PROMPT >> Identify the lines holding "Müdürlüğü" and copy them.
··· EXERCISE DATA
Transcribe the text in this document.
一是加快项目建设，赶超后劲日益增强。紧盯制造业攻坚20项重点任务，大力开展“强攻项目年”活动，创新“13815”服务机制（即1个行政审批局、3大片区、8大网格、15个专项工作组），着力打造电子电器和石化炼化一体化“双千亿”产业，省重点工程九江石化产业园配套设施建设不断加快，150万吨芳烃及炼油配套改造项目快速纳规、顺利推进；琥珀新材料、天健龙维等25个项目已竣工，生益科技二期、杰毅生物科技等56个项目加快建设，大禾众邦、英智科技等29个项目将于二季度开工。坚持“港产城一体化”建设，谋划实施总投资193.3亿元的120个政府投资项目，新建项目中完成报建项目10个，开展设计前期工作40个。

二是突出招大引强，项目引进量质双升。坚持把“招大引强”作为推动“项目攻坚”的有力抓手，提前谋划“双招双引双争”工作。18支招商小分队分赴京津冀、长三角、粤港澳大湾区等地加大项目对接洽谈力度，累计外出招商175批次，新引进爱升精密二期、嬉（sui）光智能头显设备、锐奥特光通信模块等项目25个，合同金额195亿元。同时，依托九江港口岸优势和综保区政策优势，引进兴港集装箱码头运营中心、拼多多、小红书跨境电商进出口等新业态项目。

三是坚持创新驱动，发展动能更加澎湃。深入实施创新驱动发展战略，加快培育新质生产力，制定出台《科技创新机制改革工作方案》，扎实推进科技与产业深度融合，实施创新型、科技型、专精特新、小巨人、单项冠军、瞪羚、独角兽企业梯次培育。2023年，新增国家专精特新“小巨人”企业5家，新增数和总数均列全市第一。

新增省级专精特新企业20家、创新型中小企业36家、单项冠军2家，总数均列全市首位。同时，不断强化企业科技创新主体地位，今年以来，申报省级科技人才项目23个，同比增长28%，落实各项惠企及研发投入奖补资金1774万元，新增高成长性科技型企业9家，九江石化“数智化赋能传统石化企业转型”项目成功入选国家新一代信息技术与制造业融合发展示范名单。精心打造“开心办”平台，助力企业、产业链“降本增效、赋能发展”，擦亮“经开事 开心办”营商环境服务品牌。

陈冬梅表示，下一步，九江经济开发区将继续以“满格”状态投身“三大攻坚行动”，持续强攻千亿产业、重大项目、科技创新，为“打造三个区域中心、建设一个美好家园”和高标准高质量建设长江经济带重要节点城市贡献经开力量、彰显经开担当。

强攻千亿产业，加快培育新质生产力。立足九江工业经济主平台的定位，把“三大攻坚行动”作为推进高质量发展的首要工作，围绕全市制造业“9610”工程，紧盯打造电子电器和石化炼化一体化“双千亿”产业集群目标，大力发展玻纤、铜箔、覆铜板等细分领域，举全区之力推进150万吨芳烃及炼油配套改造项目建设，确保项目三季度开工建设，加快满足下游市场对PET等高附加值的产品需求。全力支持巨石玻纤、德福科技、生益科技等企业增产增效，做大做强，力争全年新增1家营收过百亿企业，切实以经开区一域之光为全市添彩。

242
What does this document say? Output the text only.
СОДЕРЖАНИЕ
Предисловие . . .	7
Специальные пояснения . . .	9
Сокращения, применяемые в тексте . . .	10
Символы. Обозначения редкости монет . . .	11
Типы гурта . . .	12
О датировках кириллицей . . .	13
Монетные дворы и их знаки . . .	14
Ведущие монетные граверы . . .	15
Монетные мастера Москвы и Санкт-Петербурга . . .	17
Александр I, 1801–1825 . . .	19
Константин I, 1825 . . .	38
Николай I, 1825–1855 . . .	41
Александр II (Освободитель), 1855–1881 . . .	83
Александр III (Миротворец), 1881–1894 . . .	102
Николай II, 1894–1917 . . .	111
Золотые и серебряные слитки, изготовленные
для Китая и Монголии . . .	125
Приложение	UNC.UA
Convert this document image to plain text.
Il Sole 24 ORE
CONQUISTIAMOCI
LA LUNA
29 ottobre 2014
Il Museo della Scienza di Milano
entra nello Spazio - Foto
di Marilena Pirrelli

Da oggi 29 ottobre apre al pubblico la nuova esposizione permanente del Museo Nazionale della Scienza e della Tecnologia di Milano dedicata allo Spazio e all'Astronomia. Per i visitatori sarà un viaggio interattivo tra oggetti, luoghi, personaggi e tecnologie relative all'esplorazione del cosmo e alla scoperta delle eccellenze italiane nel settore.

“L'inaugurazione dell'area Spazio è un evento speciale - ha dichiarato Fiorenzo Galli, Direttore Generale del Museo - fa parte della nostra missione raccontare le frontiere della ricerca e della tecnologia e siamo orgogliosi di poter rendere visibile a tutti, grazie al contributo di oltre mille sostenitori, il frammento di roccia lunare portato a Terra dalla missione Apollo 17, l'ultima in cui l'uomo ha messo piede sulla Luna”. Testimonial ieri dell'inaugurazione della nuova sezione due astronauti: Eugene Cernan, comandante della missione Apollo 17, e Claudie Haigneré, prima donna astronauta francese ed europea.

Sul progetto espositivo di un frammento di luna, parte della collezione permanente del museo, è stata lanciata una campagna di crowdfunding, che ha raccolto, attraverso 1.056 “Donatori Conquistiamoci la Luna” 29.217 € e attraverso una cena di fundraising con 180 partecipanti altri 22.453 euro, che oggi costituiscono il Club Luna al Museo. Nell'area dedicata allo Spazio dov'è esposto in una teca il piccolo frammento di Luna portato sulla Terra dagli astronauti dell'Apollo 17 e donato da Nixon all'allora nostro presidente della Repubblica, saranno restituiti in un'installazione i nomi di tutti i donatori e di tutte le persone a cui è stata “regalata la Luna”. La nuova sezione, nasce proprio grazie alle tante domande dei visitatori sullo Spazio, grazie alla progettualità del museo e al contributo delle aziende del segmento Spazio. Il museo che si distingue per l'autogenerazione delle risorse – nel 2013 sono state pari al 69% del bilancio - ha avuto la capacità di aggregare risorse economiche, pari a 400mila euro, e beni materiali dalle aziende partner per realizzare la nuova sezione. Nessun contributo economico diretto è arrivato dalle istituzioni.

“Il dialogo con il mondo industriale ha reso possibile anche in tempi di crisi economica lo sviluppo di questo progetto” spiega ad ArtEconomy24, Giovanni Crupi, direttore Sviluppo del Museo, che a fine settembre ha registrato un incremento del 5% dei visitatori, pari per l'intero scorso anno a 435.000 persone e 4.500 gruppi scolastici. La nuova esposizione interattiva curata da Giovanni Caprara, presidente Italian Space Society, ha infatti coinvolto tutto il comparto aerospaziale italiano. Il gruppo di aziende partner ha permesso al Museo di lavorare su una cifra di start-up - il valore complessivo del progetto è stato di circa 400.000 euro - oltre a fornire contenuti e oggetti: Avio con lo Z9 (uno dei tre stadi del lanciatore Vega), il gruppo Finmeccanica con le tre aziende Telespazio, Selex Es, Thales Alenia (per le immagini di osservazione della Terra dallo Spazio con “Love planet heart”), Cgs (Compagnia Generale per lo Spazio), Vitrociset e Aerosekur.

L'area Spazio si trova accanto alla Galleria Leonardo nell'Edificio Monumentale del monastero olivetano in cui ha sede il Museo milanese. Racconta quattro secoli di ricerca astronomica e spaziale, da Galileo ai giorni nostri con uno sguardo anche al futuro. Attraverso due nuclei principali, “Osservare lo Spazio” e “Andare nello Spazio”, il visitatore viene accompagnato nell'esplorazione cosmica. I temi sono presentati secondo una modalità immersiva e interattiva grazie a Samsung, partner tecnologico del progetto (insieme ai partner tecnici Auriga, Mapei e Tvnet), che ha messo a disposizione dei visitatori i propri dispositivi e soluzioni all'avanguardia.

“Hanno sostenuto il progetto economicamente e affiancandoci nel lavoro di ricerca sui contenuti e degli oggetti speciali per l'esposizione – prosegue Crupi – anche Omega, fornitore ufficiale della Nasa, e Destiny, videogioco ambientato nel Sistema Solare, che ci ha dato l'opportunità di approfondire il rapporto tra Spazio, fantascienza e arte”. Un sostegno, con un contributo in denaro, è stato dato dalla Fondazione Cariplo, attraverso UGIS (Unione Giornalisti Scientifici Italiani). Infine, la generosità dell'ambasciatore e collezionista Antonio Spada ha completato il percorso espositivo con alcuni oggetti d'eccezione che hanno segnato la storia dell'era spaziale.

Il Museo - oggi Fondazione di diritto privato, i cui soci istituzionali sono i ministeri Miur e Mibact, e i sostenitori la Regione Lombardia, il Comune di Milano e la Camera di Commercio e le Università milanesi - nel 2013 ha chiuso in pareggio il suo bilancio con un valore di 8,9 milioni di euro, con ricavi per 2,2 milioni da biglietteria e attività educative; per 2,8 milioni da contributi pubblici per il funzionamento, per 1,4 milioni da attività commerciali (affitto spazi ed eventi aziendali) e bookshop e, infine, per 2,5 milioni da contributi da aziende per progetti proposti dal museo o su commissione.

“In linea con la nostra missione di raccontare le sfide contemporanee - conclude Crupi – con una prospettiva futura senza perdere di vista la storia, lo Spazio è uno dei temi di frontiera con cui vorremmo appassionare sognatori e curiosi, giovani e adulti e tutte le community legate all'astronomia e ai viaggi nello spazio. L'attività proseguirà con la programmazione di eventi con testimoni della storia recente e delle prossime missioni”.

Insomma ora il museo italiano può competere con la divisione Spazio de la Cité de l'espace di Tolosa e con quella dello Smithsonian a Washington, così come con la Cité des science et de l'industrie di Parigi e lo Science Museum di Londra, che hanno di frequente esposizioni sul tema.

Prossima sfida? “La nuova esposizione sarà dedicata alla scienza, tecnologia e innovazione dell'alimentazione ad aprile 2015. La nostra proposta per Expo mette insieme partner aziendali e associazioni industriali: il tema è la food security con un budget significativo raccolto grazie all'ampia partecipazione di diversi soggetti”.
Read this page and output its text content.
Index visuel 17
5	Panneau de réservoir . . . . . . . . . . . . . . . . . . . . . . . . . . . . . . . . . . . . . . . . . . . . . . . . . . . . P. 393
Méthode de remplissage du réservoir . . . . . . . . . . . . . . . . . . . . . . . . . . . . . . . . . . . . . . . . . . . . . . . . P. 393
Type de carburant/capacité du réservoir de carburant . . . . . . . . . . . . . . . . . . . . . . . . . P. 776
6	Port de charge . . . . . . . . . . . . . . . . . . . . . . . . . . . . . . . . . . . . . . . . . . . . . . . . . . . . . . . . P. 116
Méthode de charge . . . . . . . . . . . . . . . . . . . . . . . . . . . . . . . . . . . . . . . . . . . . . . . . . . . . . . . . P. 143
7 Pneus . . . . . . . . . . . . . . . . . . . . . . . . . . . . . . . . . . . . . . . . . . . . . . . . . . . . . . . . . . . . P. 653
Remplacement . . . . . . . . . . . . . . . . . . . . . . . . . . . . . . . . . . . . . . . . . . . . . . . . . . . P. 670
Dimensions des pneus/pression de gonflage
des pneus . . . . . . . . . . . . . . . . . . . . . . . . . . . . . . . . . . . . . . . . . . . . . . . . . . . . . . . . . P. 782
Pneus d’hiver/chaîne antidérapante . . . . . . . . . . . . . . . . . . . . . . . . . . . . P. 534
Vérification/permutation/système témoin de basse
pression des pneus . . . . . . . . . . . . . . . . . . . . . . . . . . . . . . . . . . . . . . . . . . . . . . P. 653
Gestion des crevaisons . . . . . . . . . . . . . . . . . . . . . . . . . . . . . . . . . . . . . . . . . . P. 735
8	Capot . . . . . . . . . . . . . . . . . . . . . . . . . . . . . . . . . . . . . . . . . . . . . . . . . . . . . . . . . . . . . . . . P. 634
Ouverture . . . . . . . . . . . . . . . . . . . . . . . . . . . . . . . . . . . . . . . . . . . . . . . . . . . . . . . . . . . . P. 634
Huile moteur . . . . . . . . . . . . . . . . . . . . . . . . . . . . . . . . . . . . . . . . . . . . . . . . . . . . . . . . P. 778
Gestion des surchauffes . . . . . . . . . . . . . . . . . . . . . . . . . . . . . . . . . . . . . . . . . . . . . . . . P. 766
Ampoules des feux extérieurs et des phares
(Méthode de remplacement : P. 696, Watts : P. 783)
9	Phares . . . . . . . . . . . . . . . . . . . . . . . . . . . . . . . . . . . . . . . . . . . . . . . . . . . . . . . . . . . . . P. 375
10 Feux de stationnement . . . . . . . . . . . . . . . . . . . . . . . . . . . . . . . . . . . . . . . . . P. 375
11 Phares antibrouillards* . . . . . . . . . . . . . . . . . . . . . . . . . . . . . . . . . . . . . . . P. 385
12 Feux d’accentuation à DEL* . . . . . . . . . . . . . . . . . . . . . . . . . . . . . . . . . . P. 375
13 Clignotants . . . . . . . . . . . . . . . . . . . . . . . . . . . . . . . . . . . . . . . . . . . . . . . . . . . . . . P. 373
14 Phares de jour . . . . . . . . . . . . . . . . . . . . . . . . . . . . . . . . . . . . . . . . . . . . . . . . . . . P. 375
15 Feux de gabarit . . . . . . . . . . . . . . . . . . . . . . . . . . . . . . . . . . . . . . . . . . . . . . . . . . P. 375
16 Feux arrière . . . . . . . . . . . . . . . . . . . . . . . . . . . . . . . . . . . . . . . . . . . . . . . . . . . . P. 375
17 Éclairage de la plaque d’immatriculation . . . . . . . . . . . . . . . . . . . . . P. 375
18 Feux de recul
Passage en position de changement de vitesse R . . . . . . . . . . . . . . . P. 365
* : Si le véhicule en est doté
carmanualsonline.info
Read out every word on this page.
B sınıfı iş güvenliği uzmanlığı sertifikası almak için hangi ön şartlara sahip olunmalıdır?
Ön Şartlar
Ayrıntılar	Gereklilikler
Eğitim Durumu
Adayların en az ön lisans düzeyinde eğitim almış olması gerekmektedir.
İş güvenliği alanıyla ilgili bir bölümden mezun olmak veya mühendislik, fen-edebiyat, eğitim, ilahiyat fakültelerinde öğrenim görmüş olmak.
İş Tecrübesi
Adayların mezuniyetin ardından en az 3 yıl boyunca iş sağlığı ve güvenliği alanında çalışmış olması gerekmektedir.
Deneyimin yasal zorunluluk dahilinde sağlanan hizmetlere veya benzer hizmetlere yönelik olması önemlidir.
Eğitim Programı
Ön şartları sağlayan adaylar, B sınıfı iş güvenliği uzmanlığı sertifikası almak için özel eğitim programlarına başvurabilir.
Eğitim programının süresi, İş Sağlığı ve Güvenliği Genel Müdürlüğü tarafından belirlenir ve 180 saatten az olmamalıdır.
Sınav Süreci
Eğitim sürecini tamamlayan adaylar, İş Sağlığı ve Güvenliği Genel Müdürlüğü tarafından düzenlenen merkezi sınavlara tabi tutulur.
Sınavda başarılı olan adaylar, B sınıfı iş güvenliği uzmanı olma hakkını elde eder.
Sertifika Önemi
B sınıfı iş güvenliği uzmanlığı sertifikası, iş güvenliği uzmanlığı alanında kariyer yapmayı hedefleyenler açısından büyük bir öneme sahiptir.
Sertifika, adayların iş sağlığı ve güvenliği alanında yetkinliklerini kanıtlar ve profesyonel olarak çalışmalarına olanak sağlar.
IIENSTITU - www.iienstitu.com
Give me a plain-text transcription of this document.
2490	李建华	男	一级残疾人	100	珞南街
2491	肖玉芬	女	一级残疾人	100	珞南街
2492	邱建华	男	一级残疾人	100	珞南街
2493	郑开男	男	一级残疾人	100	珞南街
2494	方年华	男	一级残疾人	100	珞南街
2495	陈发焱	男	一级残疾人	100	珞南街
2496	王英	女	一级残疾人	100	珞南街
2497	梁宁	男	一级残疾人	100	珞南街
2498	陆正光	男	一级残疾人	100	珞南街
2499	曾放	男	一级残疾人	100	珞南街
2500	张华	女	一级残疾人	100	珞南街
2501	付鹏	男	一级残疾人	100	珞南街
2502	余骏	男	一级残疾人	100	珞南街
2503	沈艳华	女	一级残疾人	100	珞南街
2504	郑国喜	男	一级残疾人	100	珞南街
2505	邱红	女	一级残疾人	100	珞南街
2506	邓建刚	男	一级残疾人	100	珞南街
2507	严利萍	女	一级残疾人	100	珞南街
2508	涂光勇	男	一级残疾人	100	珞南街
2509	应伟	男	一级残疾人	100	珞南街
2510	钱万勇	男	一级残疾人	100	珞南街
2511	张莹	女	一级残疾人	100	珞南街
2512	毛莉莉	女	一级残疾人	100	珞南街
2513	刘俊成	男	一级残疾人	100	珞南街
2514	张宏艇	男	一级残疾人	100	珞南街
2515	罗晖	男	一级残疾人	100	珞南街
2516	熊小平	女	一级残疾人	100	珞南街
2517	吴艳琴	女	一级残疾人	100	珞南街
······
THE OUTPUT >>
Eğitim programının süresi, İş Sağlığı ve Güvenliği Genel Müdürlüğü tarafından belirlenir ve 180 saatten az olmamalıdır.
Eğitim sürecini tamamlayan adaylar, İş Sağlığı ve Güvenliği Genel Müdürlüğü tarafından düzenlenen merkezi sınavlara tabi tutulur.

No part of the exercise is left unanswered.